[RECORDS FOR THIS TASK start]

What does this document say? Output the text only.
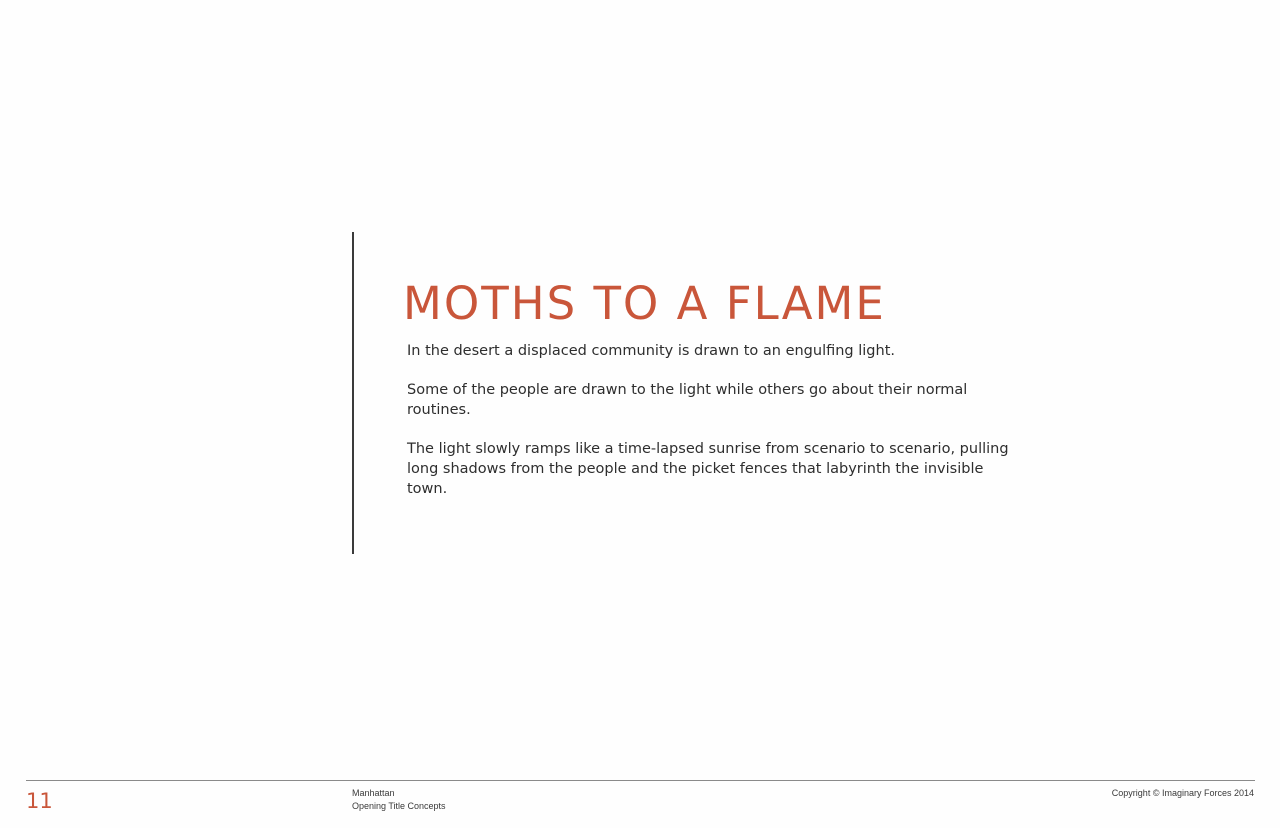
MOTHS TO A FLAME

In the desert a displaced community is drawn to an engulfing light.

Some of the people are drawn to the light while others go about their normal routines.

The light slowly ramps like a time-lapsed sunrise from scenario to scenario, pulling long shadows from the people and the picket fences that labyrinth the invisible town.

11	Manhattan
Opening Title Concepts
Copyright © Imaginary Forces 2014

[RECORDS FOR THIS TASK end]

» **WHAT TO WORK ON**: Give back the entries verbatim. Do not include any picture.

» **TASK RESULT**:
What does this document say? Output the text only.
MOTHS TO A FLAME

In the desert a displaced community is drawn to an engulfing light.

Some of the people are drawn to the light while others go about their normal routines.

The light slowly ramps like a time-lapsed sunrise from scenario to scenario, pulling long shadows from the people and the picket fences that labyrinth the invisible town.

11	Manhattan
Opening Title Concepts
Copyright © Imaginary Forces 2014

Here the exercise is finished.